▶ [WRITTEN REQUEST] Can you reproduce the data beneath, keeping every line exact?

▶ [DATA LISTING]
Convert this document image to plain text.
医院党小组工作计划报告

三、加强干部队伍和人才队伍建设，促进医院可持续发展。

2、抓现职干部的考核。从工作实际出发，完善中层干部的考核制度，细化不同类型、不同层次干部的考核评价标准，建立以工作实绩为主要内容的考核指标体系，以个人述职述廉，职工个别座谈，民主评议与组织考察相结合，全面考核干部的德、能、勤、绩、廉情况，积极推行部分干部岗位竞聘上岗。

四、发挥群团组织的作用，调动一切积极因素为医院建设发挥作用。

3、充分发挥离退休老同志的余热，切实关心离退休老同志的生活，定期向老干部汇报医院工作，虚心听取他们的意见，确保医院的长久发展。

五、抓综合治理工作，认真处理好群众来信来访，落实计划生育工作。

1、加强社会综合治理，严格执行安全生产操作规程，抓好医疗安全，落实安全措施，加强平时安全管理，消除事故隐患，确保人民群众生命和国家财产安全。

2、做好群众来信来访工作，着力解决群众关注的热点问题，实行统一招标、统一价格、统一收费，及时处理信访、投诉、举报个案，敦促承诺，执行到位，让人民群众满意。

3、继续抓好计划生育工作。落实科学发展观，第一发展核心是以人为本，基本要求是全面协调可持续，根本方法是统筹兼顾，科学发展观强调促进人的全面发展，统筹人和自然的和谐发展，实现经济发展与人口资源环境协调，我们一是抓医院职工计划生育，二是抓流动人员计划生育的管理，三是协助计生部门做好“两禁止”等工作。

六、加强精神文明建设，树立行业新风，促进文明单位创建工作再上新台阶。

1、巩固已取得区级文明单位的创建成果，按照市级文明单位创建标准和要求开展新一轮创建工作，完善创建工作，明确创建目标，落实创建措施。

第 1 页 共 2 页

▶ [WORKED SOLUTION]
Convert this document image to plain text.
医院党小组工作计划报告

三、加强干部队伍和人才队伍建设，促进医院可持续发展。

2、抓现职干部的考核。从工作实际出发，完善中层干部的考核制度，细化不同类型、不同层次干部的考核评价标准，建立以工作实绩为主要内容的考核指标体系，以个人述职述廉，职工个别座谈，民主评议与组织考察相结合，全面考核干部的德、能、勤、绩、廉情况，积极推行部分干部岗位竞聘上岗。

四、发挥群团组织的作用，调动一切积极因素为医院建设发挥作用。

3、充分发挥离退休老同志的余热，切实关心离退休老同志的生活，定期向老干部汇报医院工作，虚心听取他们的意见，确保医院的长久发展。

五、抓综合治理工作，认真处理好群众来信来访，落实计划生育工作。

1、加强社会综合治理，严格执行安全生产操作规程，抓好医疗安全，落实安全措施，加强平时安全管理，消除事故隐患，确保人民群众生命和国家财产安全。

2、做好群众来信来访工作，着力解决群众关注的热点问题，实行统一招标、统一价格、统一收费，及时处理信访、投诉、举报个案，敦促承诺，执行到位，让人民群众满意。

3、继续抓好计划生育工作。落实科学发展观，第一发展核心是以人为本，基本要求是全面协调可持续，根本方法是统筹兼顾，科学发展观强调促进人的全面发展，统筹人和自然的和谐发展，实现经济发展与人口资源环境协调，我们一是抓医院职工计划生育，二是抓流动人员计划生育的管理，三是协助计生部门做好“两禁止”等工作。

六、加强精神文明建设，树立行业新风，促进文明单位创建工作再上新台阶。

1、巩固已取得区级文明单位的创建成果，按照市级文明单位创建标准和要求开展新一轮创建工作，完善创建工作，明确创建目标，落实创建措施。

第 1 页 共 2 页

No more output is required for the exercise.